··· Given entries
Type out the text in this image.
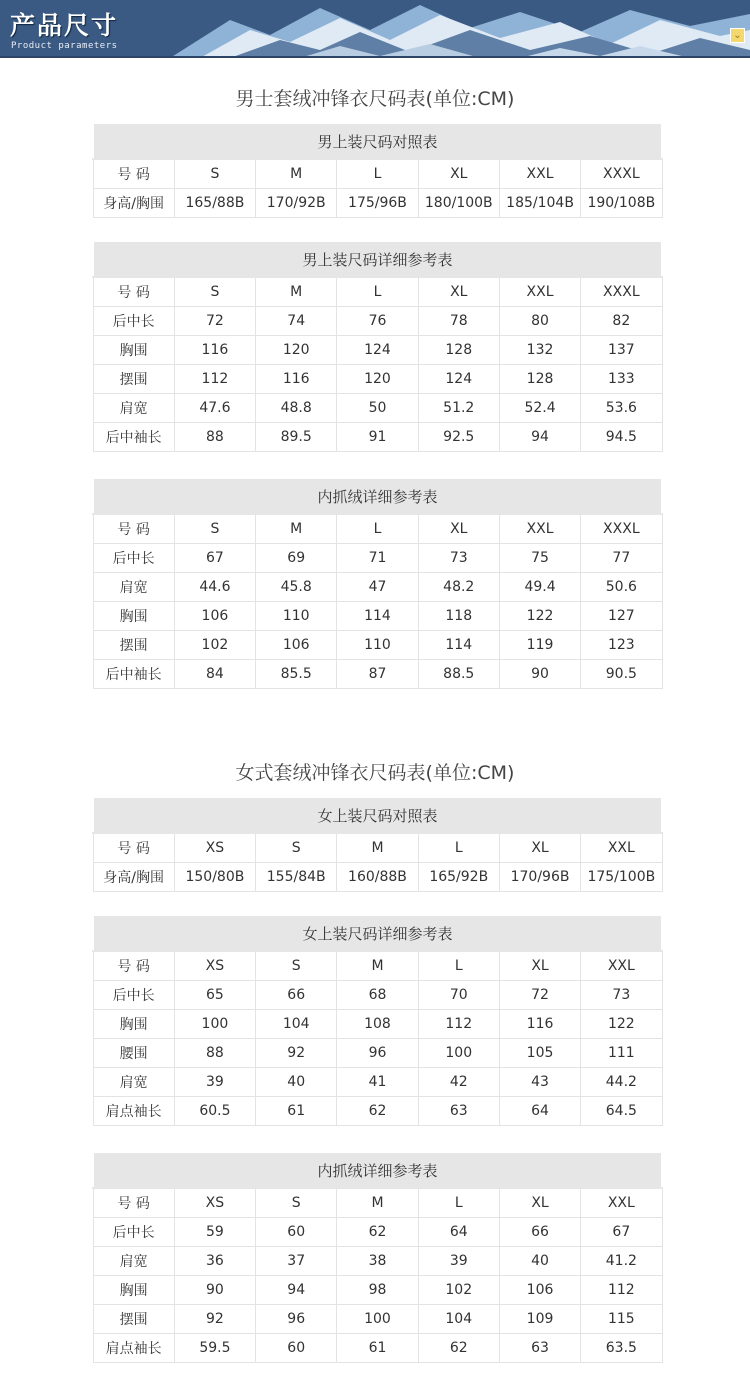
产品尺寸
Product parameters
⌄
男士套绒冲锋衣尺码表(单位:CM)
男上装尺码对照表						
号 码	S	M	L	XL	XXL	XXXL
身高/胸围	165/88B	170/92B	175/96B	180/100B	185/104B	190/108B
男上装尺码详细参考表						
号 码	S	M	L	XL	XXL	XXXL
后中长	72	74	76	78	80	82
胸围	116	120	124	128	132	137
摆围	112	116	120	124	128	133
肩宽	47.6	48.8	50	51.2	52.4	53.6
后中袖长	88	89.5	91	92.5	94	94.5
内抓绒详细参考表						
号 码	S	M	L	XL	XXL	XXXL
后中长	67	69	71	73	75	77
肩宽	44.6	45.8	47	48.2	49.4	50.6
胸围	106	110	114	118	122	127
摆围	102	106	110	114	119	123
后中袖长	84	85.5	87	88.5	90	90.5
女式套绒冲锋衣尺码表(单位:CM)
女上装尺码对照表						
号 码	XS	S	M	L	XL	XXL
身高/胸围	150/80B	155/84B	160/88B	165/92B	170/96B	175/100B
女上装尺码详细参考表						
号 码	XS	S	M	L	XL	XXL
后中长	65	66	68	70	72	73
胸围	100	104	108	112	116	122
腰围	88	92	96	100	105	111
肩宽	39	40	41	42	43	44.2
肩点袖长	60.5	61	62	63	64	64.5
内抓绒详细参考表						
号 码	XS	S	M	L	XL	XXL
后中长	59	60	62	64	66	67
肩宽	36	37	38	39	40	41.2
胸围	90	94	98	102	106	112
摆围	92	96	100	104	109	115
肩点袖长	59.5	60	61	62	63	63.5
······
Work out how many lines in the records above contain the word "肩点袖长", and reply with that number alone.

▶ _Correct result_
2